- [What to produce] Scan the entries for the string "status" and give the number of lines that have it, nothing further.

Collected data entries:
_ _ _

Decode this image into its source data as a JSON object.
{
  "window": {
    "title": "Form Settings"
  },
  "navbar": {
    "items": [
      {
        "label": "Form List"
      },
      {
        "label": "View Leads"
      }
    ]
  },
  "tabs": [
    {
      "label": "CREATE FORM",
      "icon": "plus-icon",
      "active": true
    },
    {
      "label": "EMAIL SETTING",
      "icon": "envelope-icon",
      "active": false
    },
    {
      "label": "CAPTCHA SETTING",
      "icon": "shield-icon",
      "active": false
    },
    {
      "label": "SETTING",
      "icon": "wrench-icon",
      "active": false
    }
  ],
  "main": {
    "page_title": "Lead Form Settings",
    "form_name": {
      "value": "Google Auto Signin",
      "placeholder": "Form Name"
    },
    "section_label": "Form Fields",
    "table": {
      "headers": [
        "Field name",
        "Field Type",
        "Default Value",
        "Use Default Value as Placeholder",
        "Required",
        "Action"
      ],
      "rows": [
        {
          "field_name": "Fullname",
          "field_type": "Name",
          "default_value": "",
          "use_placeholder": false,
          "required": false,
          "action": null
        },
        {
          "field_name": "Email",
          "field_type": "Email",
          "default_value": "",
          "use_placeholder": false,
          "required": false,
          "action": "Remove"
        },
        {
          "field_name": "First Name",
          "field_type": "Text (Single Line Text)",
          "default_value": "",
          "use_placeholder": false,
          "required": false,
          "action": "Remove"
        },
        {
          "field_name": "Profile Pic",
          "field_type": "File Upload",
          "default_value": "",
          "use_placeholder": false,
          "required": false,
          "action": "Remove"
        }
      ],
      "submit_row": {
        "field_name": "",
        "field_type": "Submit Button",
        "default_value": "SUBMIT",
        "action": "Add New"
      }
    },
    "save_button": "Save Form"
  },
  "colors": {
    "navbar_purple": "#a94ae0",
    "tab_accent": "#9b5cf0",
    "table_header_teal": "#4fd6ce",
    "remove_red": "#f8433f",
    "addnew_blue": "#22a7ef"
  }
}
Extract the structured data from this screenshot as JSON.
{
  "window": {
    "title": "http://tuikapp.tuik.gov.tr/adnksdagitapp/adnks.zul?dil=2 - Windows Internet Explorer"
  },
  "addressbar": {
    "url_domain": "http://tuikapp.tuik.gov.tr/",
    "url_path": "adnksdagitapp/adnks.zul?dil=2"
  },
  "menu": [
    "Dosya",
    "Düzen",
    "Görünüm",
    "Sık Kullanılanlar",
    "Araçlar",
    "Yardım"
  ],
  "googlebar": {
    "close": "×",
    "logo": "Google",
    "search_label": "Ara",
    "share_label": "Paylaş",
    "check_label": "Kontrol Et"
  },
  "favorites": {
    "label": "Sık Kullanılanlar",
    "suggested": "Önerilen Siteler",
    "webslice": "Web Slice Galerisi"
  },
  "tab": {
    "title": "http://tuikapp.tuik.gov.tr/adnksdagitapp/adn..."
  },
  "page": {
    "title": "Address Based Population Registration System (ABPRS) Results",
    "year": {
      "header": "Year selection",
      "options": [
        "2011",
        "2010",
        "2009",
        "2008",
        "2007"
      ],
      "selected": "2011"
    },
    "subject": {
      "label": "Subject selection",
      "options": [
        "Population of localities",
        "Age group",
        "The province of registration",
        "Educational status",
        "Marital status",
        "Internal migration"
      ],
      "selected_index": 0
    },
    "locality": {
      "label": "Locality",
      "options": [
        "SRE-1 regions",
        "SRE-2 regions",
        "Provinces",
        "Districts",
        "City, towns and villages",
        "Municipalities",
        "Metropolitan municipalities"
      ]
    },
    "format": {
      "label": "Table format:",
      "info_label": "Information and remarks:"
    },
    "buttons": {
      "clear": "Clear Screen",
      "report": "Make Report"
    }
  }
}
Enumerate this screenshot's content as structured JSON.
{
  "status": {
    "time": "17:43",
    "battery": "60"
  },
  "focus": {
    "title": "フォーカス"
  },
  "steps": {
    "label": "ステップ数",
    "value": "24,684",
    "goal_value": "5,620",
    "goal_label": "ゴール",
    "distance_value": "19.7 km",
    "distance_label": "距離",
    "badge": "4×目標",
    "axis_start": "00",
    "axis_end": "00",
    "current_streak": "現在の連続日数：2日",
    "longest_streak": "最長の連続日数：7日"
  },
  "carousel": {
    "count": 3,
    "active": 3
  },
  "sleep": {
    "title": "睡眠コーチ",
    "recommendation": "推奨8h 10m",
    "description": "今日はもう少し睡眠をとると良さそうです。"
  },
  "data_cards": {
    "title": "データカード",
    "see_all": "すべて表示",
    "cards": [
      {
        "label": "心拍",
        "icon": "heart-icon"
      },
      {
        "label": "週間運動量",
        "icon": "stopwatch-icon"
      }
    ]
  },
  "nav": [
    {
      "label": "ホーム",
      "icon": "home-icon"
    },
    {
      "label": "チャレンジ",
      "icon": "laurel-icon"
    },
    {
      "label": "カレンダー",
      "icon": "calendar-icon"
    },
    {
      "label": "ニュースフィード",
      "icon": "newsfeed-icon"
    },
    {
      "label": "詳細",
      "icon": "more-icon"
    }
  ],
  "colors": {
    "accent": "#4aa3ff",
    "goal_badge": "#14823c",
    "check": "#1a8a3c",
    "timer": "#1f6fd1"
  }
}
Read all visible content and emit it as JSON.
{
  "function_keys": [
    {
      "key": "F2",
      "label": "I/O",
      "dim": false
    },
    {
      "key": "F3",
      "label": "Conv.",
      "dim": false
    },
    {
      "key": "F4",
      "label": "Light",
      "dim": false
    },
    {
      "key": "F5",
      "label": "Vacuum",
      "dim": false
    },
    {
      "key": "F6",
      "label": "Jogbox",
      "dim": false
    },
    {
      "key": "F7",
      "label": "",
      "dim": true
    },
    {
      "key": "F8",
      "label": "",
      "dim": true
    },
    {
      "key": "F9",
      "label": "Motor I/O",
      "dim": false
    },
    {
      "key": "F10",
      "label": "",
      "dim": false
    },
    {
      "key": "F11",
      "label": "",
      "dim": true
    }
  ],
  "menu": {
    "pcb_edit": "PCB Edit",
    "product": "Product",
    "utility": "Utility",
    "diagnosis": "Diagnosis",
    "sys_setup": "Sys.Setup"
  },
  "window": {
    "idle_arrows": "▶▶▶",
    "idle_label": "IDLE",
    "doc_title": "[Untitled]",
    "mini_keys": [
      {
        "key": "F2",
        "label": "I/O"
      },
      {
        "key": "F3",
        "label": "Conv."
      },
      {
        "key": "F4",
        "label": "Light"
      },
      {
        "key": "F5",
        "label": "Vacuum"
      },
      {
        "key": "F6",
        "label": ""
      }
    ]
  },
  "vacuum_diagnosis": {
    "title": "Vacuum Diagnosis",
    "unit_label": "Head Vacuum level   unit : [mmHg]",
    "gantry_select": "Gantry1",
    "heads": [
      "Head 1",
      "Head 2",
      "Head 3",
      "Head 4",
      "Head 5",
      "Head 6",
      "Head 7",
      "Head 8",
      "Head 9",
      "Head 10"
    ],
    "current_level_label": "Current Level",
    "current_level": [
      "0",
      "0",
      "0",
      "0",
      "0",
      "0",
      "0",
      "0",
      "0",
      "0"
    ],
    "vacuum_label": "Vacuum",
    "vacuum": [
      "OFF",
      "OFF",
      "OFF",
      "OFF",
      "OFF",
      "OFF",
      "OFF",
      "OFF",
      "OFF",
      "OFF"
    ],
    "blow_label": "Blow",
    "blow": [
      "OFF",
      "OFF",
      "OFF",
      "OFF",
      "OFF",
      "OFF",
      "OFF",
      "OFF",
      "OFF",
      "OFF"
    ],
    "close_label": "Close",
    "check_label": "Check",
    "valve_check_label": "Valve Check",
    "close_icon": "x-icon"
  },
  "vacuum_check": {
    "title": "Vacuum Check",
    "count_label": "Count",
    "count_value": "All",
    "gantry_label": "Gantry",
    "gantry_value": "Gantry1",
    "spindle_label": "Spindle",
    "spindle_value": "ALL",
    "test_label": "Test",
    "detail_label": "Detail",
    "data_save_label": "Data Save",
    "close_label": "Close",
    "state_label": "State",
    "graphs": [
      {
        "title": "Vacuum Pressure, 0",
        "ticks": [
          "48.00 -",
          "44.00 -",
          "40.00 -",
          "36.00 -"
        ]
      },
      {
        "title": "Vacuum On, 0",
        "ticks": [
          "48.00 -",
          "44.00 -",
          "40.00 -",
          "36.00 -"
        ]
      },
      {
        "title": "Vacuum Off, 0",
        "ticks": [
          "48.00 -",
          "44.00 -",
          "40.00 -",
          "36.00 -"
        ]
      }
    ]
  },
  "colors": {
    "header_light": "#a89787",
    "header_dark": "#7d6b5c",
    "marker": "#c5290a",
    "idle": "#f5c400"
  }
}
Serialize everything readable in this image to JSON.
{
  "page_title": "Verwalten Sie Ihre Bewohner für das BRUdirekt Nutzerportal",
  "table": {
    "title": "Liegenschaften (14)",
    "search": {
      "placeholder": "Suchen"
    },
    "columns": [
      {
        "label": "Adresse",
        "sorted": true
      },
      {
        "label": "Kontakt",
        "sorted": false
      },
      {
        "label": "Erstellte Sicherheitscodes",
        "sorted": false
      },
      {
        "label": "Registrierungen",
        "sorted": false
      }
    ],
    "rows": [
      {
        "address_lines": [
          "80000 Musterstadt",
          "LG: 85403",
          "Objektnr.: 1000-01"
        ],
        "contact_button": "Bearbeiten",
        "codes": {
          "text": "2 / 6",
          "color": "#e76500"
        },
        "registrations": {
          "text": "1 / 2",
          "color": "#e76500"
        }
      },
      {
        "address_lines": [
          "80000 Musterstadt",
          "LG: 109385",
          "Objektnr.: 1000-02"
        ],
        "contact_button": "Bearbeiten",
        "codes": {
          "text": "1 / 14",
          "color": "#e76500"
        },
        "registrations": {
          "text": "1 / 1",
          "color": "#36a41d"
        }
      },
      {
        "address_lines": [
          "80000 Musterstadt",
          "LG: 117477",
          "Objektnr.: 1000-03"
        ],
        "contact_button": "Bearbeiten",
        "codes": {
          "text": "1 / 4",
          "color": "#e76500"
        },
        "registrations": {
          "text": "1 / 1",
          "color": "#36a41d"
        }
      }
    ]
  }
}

_ _ _

- [Solution for this problem] 3